-------- RECORD EXCERPTS --------

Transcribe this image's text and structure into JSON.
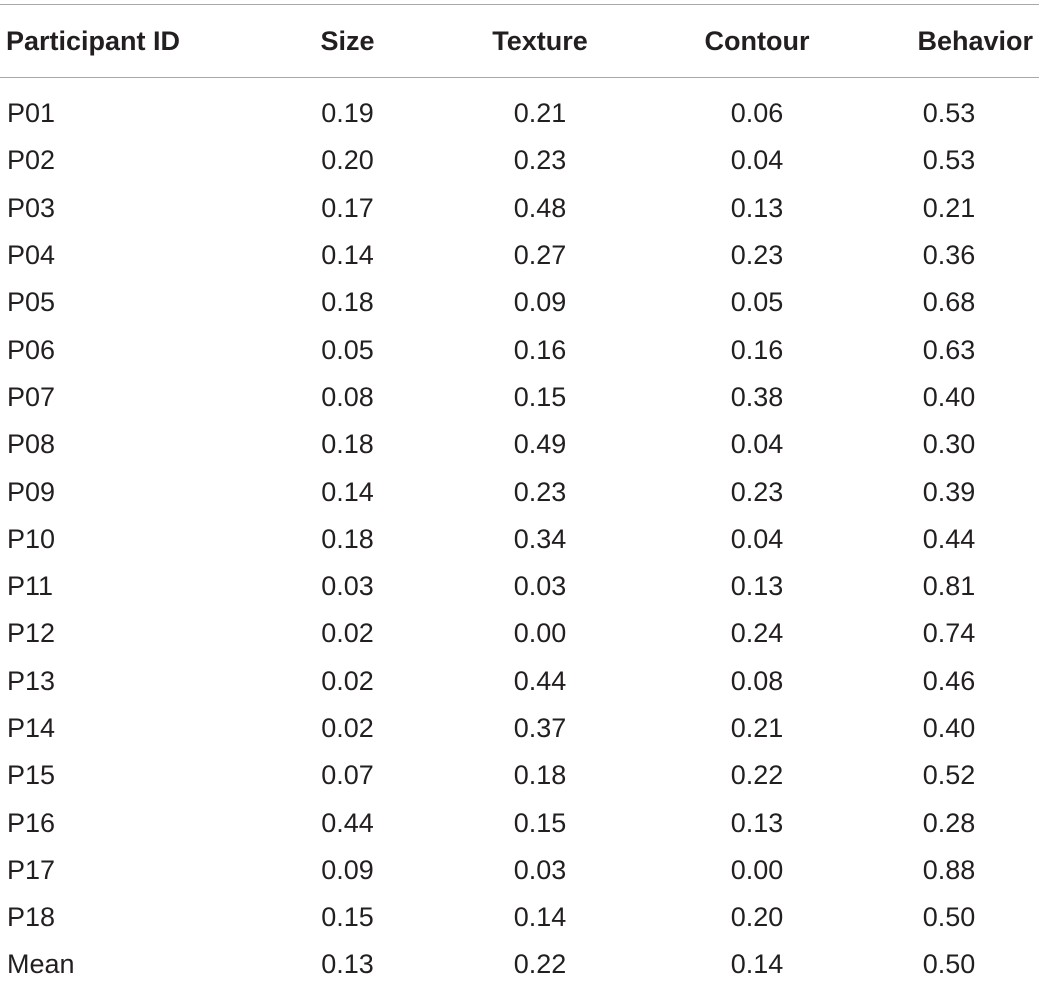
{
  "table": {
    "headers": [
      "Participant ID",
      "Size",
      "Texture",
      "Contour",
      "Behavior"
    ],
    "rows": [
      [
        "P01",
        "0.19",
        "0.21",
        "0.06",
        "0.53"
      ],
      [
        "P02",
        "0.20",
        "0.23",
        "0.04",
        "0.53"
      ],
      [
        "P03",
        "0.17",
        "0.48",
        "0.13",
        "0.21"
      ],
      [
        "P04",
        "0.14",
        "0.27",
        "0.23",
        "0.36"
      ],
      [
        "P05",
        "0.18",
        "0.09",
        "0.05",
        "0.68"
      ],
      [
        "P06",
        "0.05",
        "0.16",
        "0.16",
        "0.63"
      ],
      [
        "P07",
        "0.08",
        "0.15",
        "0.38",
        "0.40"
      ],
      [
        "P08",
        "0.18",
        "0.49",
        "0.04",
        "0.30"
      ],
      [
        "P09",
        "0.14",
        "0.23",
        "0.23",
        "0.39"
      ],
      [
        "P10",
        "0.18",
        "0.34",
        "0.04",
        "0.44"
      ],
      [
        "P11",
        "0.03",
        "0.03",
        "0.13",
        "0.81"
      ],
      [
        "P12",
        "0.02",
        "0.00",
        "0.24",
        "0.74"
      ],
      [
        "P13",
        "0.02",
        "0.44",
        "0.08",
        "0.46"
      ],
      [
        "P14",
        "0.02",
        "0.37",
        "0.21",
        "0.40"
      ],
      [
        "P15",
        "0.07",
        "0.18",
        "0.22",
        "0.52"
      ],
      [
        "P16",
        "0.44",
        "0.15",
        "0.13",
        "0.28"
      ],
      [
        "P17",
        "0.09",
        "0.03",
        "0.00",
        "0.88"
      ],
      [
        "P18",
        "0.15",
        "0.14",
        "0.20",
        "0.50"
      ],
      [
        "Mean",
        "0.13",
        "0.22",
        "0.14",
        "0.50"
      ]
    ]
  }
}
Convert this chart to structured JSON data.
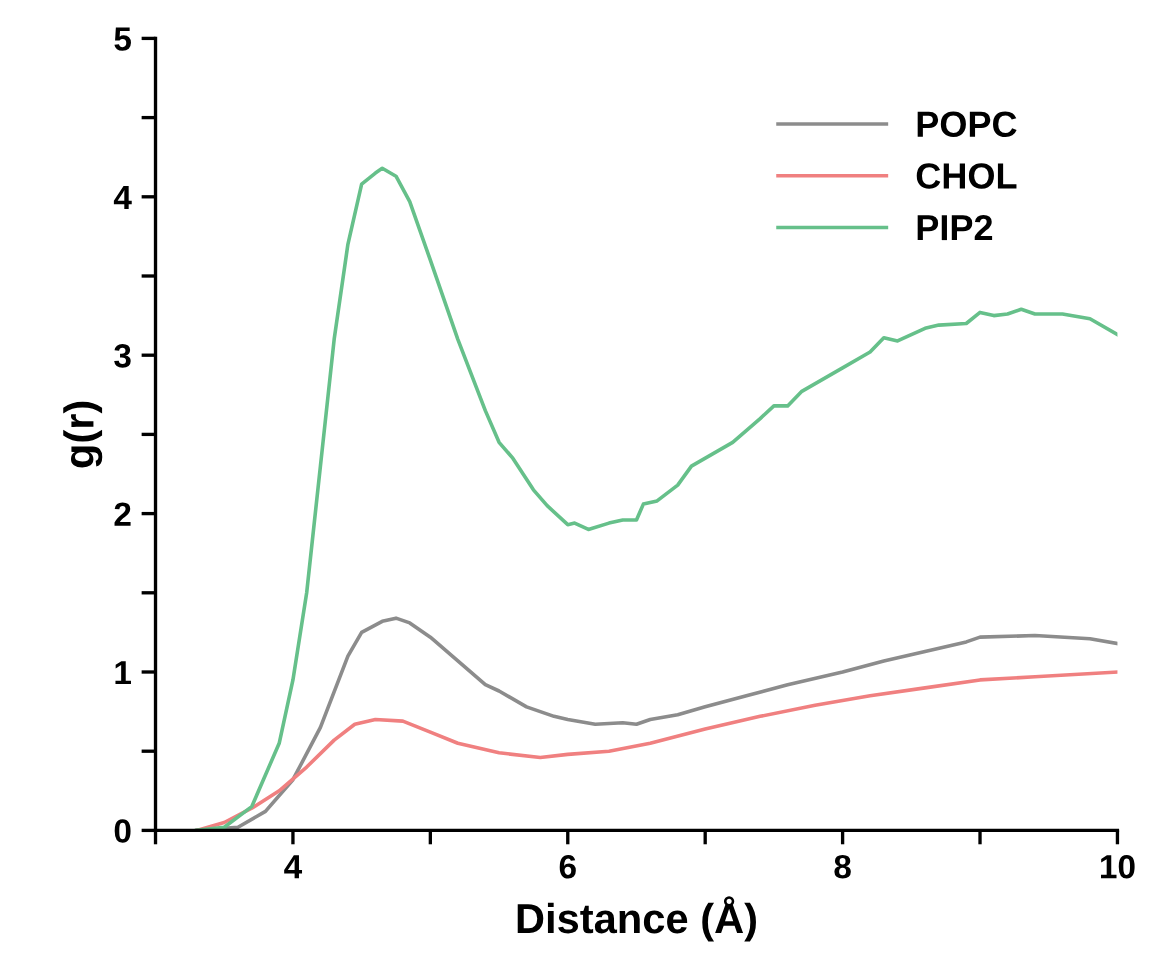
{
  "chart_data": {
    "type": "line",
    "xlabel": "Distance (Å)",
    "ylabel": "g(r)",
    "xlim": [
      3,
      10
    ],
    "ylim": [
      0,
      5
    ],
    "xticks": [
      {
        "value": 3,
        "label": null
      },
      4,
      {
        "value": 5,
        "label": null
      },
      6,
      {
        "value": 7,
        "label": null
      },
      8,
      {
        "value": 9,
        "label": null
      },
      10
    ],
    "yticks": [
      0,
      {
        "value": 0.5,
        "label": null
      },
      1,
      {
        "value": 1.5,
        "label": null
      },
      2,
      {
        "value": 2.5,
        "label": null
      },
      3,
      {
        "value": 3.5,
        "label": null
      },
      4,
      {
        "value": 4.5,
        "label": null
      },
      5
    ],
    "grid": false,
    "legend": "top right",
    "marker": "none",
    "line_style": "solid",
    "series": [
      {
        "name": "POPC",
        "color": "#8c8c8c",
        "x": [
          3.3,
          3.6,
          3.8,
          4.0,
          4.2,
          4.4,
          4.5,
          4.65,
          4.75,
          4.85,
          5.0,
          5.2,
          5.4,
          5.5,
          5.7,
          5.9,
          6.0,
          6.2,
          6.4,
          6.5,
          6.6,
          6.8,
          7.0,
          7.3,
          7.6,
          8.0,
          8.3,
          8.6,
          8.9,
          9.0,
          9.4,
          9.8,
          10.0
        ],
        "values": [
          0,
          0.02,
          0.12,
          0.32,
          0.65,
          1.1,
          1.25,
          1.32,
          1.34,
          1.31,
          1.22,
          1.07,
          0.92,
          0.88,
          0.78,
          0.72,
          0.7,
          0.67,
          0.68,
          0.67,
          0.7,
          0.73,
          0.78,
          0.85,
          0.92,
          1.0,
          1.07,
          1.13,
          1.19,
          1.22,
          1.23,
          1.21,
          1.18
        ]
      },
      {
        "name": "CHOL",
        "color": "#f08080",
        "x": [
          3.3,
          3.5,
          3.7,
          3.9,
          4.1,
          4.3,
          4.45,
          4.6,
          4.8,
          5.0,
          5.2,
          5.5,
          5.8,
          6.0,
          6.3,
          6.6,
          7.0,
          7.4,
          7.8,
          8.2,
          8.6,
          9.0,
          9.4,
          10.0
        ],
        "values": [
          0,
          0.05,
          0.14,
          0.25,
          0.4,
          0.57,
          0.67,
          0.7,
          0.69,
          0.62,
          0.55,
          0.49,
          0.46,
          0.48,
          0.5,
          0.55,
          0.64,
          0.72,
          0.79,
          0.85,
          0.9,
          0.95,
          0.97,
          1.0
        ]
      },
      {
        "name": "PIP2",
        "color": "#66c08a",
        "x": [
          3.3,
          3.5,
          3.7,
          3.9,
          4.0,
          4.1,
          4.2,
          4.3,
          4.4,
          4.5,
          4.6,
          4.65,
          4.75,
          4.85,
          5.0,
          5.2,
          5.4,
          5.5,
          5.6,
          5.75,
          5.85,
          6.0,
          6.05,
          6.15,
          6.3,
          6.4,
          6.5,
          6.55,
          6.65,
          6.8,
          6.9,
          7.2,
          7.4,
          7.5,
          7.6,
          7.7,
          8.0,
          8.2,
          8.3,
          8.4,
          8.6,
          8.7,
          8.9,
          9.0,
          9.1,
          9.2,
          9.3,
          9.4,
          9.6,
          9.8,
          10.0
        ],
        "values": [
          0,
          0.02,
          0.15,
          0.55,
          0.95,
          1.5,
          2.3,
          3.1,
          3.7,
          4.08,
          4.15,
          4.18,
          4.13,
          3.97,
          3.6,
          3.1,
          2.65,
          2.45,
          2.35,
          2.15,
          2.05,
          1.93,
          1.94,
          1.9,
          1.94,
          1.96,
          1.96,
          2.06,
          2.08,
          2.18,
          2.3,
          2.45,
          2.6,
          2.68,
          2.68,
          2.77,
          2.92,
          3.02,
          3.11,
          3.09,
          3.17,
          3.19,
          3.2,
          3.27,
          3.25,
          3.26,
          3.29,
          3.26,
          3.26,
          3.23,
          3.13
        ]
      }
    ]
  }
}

--------
-------- RECORD EXCERPTS --------

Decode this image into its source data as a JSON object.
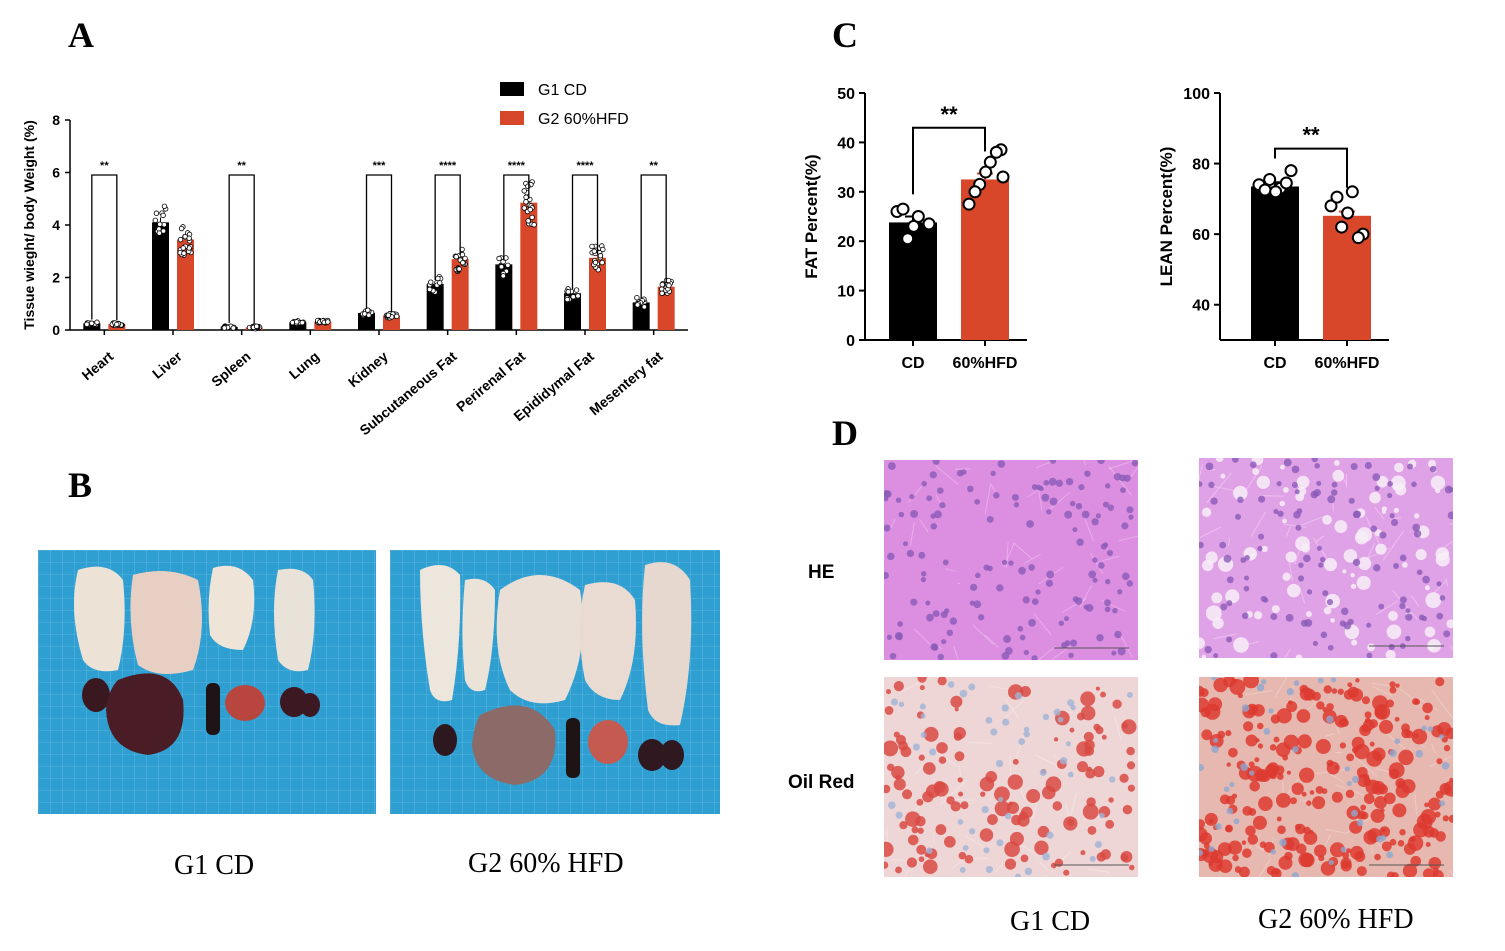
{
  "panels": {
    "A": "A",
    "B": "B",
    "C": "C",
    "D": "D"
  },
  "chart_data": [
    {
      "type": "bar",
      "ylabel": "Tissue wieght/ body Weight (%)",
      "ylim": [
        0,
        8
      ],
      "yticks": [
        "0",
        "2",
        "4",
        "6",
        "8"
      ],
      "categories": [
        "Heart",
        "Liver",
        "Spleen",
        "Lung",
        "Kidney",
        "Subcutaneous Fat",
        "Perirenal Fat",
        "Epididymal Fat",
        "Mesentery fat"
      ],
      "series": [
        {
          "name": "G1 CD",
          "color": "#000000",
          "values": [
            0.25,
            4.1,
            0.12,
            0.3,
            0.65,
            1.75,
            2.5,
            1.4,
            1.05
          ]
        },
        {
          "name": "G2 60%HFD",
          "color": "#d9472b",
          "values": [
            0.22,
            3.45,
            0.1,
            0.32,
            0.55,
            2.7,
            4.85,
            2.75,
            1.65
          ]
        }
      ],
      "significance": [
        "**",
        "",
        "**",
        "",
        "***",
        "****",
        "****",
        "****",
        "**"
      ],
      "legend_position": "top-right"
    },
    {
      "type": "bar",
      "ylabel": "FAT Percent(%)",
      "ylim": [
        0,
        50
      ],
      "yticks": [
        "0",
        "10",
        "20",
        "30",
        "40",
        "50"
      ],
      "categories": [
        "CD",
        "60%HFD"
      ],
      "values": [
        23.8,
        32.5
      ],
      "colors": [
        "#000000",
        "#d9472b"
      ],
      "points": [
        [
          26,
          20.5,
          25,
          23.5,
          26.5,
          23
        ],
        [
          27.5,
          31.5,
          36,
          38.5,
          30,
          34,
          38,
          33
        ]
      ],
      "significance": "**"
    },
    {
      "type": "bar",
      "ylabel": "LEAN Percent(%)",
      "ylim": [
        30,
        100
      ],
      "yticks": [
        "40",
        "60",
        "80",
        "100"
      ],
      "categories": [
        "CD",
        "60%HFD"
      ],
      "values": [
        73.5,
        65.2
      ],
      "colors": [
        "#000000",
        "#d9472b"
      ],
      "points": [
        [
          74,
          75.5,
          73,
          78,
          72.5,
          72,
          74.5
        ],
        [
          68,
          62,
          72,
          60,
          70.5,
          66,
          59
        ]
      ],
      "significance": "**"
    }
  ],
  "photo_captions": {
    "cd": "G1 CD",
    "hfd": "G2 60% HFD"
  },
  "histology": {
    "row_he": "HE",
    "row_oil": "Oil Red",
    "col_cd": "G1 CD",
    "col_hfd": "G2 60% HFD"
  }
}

--------

SET EXERCISE: Which lines in the data above contain "name"? Show each one.

ANSWER TO THE PROBLEM:
        "name": "POPC",
        "name": "CHOL",
        "name": "PIP2",
          "name": "G1 CD",
          "name": "G2 60%HFD",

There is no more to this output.